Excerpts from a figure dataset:
──────────────────────────────

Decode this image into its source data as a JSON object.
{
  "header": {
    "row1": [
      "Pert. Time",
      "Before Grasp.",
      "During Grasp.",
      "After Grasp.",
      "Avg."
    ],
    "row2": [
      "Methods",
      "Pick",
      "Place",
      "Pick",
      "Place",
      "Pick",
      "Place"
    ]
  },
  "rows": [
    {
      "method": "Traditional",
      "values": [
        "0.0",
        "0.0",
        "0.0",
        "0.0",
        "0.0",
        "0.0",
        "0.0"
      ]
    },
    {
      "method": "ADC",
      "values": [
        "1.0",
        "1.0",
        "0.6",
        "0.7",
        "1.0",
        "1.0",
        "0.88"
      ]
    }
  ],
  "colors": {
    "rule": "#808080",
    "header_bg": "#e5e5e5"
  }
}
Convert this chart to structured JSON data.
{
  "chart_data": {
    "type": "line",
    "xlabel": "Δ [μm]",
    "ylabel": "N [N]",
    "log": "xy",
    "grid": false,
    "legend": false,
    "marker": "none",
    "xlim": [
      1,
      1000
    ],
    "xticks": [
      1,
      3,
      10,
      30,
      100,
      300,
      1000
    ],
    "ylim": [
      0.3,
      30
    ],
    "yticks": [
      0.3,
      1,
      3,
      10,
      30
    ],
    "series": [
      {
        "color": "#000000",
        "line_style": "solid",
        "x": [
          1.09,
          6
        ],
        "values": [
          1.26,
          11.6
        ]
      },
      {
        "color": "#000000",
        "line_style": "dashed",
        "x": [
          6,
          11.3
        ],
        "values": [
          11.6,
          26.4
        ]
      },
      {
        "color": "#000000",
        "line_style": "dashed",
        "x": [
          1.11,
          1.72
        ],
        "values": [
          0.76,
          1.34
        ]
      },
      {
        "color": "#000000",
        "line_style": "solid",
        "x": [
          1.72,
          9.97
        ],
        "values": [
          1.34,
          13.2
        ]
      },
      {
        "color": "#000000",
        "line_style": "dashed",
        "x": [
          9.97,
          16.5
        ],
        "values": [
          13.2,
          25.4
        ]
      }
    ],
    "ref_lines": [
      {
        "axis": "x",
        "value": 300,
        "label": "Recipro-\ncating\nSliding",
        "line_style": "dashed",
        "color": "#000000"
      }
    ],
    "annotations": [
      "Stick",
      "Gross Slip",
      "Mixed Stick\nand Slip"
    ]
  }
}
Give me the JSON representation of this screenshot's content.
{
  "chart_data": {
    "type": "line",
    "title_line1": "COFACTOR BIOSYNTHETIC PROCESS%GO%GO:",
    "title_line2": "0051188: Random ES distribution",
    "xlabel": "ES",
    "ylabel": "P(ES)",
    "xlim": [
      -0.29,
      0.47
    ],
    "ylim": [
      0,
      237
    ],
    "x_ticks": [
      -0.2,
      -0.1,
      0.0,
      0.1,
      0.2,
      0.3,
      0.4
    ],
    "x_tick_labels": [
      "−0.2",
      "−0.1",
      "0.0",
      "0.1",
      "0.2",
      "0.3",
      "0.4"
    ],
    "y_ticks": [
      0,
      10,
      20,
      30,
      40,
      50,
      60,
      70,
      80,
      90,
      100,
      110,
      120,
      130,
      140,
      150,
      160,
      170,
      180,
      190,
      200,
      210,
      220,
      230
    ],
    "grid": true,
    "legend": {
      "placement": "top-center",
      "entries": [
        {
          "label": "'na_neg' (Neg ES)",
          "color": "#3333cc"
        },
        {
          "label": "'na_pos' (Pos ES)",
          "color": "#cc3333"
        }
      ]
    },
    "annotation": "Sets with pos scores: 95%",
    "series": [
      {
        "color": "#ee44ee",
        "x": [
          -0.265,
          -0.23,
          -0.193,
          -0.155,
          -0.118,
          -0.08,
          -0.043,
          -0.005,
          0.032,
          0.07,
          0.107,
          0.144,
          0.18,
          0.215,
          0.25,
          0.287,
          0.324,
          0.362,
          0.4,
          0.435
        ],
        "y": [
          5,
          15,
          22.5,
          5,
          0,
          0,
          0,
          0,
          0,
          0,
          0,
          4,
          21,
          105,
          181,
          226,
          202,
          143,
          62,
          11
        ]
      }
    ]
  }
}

──────────────────────────────

Task to complete: From the entries above, copy every line containing the word "Grasp".

Answer below:
      "Before Grasp.",
      "During Grasp.",
      "After Grasp.",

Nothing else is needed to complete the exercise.